» **Directions**:
- 1) Name every type of vaginal vault suspension that the figure caption in the ligament suspension passage identifies, with its abbreviation.
- 2) Extend the ligament suspension passage from its last sentence, in the same style.

» **Document extract**:
Start of Block

Figure 1: Schematic diagram of round ligament suspension (RLS), uterosacral ligament suspension (ULS) and cardinal ligament suspension (CLS) of the vaginal vault showing the different directions of pull.

RLS: The round ligaments attached to the angles of the vaginal vault would pull the vault upwards and laterally on both sides in almost opposite directions.
ULS: The uterosacral ligaments attached to the angles of the vaginal vault would pull the vault backwards in almost same direction.

End of Block

Saved entries:

Start of Block

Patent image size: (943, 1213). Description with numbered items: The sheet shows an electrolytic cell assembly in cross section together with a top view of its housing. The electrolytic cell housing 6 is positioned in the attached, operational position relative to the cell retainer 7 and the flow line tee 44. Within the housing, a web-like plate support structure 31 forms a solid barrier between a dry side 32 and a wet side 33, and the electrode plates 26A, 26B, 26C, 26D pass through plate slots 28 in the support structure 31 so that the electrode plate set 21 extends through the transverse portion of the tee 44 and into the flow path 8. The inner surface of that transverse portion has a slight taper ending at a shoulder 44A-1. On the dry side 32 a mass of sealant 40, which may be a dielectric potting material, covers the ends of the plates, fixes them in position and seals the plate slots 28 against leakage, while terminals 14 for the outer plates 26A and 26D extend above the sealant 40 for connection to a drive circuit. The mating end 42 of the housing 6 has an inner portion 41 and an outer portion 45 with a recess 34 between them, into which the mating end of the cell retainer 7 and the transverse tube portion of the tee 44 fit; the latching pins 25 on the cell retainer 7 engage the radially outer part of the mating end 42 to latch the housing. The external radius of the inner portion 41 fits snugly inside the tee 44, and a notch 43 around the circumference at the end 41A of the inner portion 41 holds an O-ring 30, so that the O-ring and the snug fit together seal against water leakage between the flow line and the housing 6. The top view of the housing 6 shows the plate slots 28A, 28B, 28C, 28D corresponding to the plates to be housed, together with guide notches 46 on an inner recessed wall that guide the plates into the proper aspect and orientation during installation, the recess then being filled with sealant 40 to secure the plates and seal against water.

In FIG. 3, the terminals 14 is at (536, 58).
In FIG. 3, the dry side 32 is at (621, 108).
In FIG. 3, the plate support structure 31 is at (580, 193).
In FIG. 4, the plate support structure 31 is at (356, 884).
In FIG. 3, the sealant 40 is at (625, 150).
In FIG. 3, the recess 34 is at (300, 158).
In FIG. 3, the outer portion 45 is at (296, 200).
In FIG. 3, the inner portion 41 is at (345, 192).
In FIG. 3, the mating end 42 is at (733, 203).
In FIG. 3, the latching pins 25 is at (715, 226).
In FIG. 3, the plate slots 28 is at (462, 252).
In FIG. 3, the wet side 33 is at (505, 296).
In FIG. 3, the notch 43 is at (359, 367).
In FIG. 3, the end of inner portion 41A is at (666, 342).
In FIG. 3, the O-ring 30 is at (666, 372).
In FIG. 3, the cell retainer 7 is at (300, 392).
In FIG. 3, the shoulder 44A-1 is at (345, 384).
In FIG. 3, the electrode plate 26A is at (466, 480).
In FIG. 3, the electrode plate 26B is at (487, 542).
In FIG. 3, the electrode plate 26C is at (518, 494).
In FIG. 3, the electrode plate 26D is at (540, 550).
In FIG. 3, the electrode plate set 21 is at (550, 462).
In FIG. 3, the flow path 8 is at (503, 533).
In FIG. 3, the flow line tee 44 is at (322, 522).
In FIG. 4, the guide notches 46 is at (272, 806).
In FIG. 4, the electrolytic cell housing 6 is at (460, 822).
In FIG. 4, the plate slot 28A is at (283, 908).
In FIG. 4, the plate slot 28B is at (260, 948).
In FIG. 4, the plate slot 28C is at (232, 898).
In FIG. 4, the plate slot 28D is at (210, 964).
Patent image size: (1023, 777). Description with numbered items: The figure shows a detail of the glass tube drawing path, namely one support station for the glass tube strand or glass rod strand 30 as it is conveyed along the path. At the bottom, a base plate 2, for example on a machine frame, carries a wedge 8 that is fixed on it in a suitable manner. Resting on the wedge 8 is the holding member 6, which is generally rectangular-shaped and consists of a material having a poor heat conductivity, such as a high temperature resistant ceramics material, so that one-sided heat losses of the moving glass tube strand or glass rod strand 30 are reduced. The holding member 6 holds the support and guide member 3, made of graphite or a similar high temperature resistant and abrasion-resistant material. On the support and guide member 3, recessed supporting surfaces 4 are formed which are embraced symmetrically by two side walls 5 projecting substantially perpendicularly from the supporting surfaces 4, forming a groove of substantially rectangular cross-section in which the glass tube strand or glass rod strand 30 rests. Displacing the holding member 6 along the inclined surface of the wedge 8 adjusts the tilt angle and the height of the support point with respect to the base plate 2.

End of Block

» **Responses**:
- 1) Round ligament suspension (RLS), uterosacral ligament suspension (ULS), and cardinal ligament suspension (CLS).

- 2)
CLS: The cardinal ligaments attached to the angles of the vaginal vault would pull the vault laterally on both sides in opposite directions.

Conclusion

Round ligament suspension of the vaginal vault during abdominal hysterectomy might be a simple and useful procedure to prevent subsequent vault prolapse. It could be used as a separate procedure or as an adjunct to uterosacral and cardinal ligaments suspensions.